▶ **PROBLEM**:
Scan the entries below. List each line with "name".

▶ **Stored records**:
■ ■ ■

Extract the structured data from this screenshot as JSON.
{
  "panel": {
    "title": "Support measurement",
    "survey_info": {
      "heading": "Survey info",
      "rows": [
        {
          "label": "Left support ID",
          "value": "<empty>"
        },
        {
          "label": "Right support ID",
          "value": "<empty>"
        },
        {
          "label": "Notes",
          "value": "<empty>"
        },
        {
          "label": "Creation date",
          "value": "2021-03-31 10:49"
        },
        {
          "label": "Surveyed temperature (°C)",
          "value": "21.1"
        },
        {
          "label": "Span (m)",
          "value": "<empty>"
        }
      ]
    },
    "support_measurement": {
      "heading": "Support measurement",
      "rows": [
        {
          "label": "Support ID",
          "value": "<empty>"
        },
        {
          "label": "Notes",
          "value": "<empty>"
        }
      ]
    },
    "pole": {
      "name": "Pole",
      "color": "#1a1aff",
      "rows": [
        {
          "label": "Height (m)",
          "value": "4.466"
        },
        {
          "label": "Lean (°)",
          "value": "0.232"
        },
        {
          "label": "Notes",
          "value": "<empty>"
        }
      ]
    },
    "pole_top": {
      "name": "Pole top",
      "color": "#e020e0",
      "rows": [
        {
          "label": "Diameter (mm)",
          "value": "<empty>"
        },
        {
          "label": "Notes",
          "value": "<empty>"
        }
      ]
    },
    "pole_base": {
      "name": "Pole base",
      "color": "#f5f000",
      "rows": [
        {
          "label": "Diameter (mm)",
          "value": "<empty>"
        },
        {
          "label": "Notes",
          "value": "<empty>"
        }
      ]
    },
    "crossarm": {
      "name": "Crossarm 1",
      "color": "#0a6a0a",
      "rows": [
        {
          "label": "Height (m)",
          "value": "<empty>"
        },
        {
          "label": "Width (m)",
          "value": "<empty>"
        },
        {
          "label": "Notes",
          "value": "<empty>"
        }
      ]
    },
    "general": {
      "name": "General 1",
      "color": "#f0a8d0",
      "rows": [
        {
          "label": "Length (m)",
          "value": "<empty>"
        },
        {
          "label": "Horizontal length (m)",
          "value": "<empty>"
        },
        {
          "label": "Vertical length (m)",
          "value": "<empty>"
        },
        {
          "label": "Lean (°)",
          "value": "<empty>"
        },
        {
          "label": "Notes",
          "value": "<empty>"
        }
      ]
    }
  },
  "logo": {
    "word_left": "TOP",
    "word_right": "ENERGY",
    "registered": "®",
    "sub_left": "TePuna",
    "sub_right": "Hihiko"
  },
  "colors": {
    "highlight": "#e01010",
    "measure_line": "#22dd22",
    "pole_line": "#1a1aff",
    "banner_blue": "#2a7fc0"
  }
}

■ ■ ■

▶ **EXERCISE RESPONSE**:
      "name": "Pole",
      "name": "Pole top",
      "name": "Pole base",
      "name": "Crossarm 1",
      "name": "General 1",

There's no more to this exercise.